*To do:* Pick out each line containing the string "JSON" and copy it.

— start of Task input —

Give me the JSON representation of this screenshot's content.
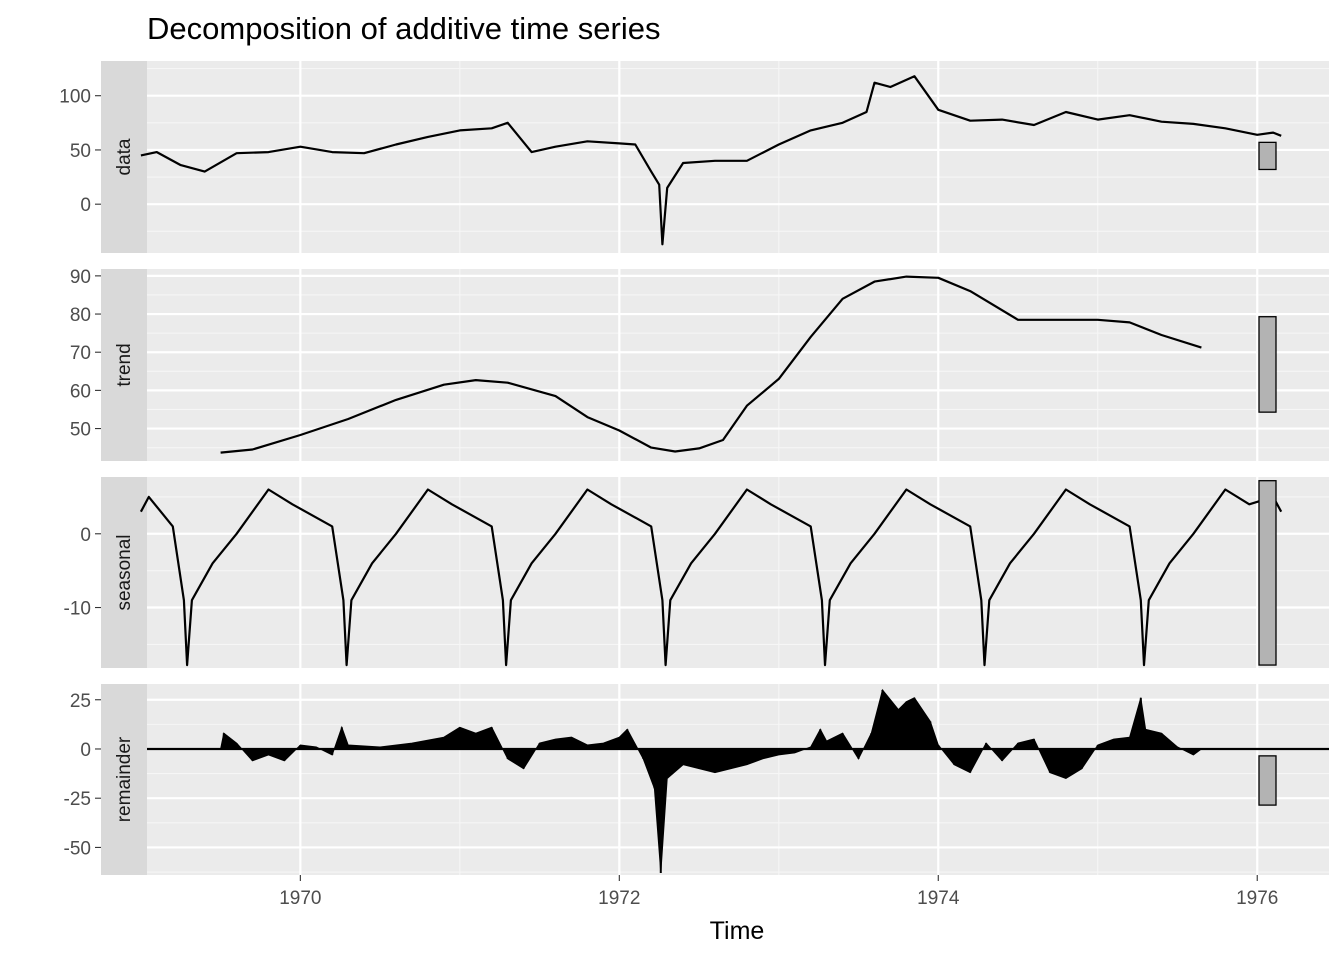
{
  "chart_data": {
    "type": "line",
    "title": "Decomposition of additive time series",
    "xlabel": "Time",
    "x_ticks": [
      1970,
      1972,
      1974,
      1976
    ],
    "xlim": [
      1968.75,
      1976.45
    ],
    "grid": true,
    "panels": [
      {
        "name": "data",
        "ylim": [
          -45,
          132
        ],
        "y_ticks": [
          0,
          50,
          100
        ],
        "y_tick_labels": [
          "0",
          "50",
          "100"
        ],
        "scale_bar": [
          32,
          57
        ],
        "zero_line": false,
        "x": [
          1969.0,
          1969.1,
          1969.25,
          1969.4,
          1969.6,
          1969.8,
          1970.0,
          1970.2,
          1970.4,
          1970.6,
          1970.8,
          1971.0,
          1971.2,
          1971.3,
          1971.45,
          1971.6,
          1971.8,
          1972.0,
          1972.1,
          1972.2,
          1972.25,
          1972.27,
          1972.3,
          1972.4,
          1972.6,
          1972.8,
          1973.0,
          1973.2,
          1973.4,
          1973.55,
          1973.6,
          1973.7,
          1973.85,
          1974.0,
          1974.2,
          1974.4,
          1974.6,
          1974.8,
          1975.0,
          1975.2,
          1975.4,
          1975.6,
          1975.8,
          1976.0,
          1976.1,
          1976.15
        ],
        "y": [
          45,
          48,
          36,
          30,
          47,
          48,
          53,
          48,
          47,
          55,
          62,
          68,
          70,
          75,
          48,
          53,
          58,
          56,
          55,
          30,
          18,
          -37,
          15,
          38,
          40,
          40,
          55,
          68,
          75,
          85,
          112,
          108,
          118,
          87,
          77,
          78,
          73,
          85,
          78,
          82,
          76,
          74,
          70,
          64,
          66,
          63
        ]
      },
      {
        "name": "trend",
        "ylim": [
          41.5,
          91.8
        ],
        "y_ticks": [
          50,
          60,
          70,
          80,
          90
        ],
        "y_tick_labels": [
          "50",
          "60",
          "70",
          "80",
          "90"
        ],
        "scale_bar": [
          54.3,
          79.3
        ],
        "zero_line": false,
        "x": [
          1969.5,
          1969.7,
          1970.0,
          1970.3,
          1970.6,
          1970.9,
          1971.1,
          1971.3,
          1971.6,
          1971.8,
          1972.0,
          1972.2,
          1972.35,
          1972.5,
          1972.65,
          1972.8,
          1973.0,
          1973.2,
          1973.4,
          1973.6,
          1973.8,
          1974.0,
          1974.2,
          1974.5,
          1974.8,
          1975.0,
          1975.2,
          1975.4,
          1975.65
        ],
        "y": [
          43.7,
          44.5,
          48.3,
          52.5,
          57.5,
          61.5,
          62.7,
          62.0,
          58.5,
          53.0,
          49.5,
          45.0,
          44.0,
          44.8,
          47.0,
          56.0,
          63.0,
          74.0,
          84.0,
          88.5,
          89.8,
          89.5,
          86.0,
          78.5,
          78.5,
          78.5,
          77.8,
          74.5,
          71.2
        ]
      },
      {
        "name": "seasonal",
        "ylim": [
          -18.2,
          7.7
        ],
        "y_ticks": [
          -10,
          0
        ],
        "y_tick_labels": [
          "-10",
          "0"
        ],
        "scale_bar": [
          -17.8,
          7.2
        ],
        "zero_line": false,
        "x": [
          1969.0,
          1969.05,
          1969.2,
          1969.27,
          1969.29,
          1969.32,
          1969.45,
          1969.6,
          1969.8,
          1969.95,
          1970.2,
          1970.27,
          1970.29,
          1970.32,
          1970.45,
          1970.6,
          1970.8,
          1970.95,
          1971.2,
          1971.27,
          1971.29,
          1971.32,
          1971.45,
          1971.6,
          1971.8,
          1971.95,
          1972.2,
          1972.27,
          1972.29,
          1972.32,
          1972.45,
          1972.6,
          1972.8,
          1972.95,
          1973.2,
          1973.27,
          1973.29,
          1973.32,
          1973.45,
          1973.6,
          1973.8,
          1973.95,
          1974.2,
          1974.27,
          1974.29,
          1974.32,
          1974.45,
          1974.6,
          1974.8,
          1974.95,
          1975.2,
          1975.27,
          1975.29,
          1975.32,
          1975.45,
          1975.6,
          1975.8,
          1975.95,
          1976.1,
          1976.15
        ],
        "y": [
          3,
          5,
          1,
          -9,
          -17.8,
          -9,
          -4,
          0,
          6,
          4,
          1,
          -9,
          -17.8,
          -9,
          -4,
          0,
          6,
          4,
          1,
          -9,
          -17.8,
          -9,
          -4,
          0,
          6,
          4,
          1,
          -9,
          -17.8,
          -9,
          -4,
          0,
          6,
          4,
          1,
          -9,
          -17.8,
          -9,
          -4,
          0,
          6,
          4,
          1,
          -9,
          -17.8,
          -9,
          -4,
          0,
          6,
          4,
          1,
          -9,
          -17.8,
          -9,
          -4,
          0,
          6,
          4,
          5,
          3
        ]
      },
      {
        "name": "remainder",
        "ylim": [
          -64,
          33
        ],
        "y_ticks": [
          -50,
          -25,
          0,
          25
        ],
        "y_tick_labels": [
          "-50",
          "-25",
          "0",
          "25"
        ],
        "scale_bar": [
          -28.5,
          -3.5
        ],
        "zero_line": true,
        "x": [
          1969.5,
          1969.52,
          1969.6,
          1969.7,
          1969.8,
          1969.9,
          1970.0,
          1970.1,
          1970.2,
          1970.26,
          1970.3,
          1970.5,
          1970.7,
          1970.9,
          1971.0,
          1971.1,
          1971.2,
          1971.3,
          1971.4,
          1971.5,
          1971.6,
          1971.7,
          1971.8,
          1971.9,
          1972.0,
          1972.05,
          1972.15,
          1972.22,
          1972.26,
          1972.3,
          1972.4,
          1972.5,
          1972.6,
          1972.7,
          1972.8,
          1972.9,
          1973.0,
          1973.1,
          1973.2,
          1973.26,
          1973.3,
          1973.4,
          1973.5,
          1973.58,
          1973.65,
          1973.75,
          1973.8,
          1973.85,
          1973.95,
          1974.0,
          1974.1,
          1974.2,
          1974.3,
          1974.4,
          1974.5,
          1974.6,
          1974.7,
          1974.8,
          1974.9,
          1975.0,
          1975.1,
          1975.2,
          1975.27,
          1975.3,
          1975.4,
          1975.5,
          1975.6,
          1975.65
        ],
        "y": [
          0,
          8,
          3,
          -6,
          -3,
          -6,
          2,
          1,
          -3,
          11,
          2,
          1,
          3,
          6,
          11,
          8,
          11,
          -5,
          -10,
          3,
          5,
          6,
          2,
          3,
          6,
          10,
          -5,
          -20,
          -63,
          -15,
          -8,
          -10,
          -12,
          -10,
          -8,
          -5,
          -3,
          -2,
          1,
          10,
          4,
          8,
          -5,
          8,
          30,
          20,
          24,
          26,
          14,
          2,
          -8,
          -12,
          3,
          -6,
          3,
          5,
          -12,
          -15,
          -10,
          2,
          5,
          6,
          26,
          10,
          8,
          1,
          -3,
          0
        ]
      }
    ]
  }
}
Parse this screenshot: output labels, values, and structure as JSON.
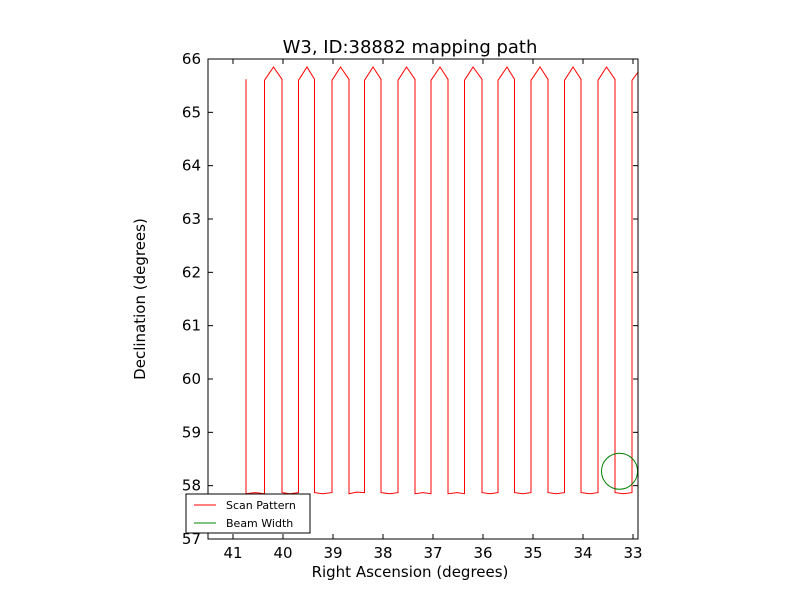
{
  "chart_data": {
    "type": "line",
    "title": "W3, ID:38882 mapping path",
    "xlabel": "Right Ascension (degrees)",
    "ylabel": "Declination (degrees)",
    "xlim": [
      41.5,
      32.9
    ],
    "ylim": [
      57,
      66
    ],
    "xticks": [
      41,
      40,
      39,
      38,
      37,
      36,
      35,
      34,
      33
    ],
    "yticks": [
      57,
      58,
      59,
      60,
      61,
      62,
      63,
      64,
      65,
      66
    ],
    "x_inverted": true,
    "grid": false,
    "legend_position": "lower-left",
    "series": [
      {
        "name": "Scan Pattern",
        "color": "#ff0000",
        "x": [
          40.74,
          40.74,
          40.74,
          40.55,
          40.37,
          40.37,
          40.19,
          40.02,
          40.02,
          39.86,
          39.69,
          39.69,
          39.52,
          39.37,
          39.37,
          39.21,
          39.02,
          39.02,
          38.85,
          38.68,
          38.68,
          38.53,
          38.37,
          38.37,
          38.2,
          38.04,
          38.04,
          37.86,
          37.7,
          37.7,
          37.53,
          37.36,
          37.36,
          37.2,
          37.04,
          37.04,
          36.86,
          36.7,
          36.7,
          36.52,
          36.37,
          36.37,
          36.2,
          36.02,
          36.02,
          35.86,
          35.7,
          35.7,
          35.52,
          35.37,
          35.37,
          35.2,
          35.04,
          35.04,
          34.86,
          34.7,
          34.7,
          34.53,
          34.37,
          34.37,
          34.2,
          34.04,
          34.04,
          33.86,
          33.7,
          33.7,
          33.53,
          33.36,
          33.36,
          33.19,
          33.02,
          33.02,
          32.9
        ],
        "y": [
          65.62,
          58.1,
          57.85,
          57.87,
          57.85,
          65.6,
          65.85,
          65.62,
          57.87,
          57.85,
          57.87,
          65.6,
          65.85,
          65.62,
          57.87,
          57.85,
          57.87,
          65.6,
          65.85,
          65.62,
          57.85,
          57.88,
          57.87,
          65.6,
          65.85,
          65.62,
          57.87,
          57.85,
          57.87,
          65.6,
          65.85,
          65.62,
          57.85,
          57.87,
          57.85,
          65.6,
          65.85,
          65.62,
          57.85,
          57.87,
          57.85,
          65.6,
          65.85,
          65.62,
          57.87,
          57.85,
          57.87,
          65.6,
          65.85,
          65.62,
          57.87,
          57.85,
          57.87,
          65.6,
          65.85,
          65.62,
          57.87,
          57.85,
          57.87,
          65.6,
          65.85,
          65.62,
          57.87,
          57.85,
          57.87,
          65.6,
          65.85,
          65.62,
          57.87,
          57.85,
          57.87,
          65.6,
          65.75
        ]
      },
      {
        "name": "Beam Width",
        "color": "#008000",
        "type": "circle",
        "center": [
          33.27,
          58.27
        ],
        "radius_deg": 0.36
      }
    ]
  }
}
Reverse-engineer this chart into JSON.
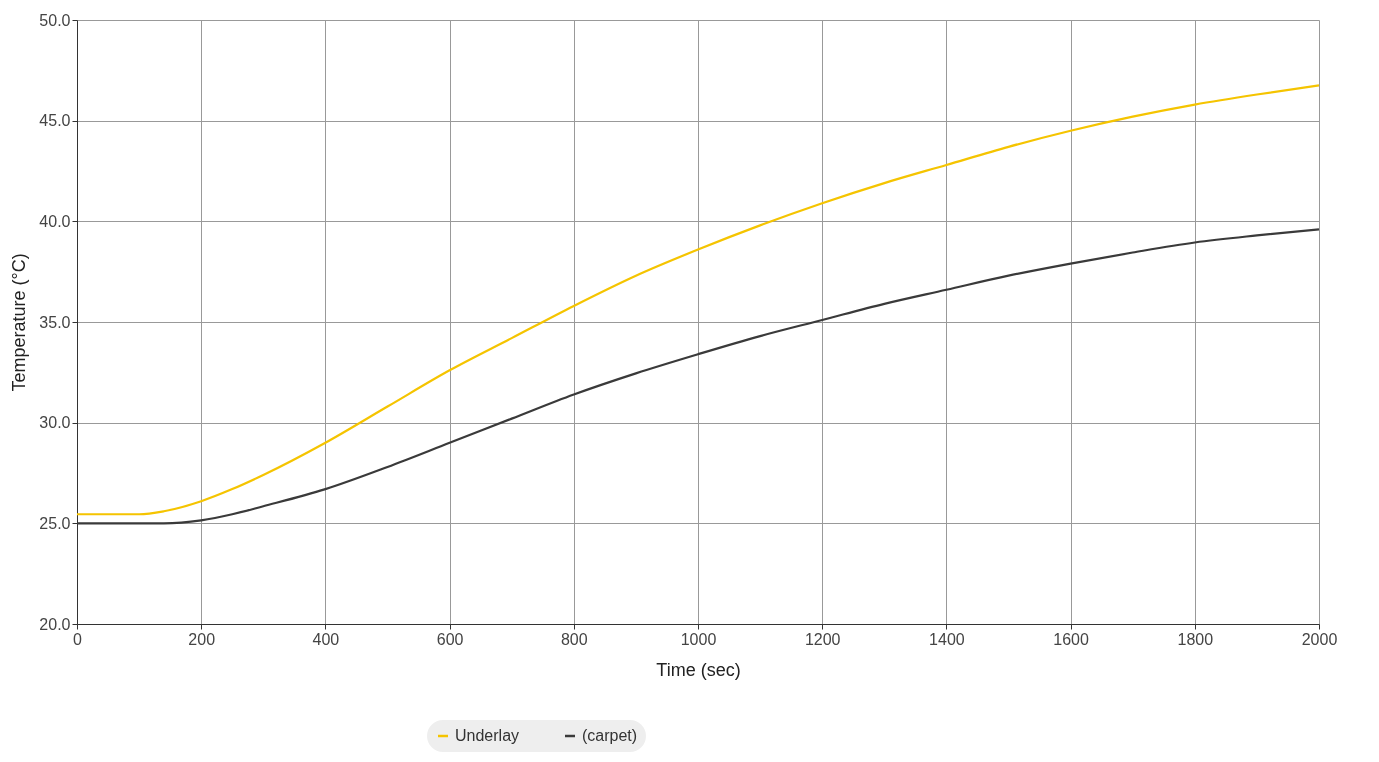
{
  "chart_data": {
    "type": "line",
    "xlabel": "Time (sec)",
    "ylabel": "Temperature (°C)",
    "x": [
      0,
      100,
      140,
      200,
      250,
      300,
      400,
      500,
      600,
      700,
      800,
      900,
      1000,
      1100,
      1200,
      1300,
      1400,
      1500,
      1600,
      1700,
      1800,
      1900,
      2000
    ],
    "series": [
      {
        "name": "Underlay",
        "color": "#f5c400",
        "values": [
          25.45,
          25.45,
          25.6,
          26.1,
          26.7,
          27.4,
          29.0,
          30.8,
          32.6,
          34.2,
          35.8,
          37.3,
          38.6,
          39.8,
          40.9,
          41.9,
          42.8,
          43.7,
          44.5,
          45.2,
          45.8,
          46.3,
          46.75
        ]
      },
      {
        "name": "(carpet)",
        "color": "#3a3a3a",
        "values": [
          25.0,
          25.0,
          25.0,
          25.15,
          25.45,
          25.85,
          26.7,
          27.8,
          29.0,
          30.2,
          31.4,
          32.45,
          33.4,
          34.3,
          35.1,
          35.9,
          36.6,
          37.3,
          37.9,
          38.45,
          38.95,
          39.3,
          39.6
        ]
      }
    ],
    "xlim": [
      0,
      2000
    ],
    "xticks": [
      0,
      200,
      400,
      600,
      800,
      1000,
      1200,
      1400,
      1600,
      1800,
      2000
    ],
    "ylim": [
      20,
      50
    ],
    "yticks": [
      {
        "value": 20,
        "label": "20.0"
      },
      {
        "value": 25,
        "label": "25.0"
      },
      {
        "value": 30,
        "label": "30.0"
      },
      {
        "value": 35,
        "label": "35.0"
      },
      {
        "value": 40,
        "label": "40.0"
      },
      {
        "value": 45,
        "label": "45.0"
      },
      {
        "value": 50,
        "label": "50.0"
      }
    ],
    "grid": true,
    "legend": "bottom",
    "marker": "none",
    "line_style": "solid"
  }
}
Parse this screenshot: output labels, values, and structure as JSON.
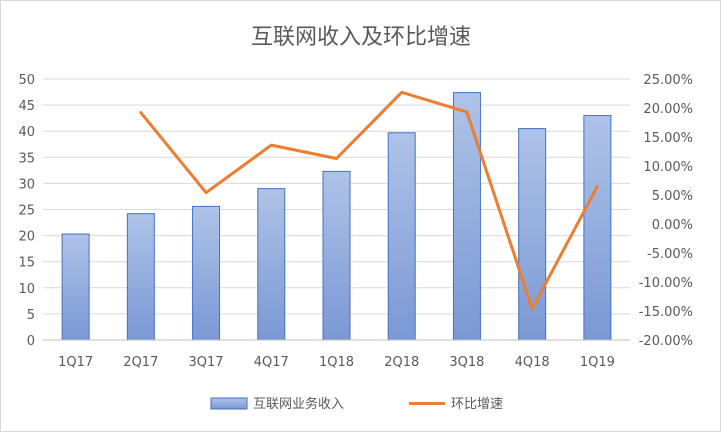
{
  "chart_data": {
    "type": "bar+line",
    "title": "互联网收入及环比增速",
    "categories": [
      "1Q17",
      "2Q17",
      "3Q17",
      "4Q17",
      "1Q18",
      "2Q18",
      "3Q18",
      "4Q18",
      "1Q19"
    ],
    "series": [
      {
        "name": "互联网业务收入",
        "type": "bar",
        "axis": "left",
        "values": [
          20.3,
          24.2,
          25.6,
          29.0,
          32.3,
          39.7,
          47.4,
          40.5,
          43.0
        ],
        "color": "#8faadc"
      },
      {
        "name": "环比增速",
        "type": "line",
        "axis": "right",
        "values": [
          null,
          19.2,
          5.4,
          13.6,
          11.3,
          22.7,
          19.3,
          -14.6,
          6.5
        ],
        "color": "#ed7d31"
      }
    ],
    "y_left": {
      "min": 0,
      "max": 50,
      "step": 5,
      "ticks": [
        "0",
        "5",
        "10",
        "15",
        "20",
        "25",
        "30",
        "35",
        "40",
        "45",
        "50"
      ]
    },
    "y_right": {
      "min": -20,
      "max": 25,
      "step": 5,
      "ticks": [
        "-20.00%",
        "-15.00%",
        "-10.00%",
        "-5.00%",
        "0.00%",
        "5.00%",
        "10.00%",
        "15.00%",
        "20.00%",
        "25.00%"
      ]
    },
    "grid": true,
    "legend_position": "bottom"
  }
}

— end of Task input —

*Response to this exercise:*
Give me the JSON representation of this screenshot's content.
Parse this screenshot: output labels, values, and structure as JSON.
Reverse-engineer this chart into JSON.
Parse this screenshot: output labels, values, and structure as JSON.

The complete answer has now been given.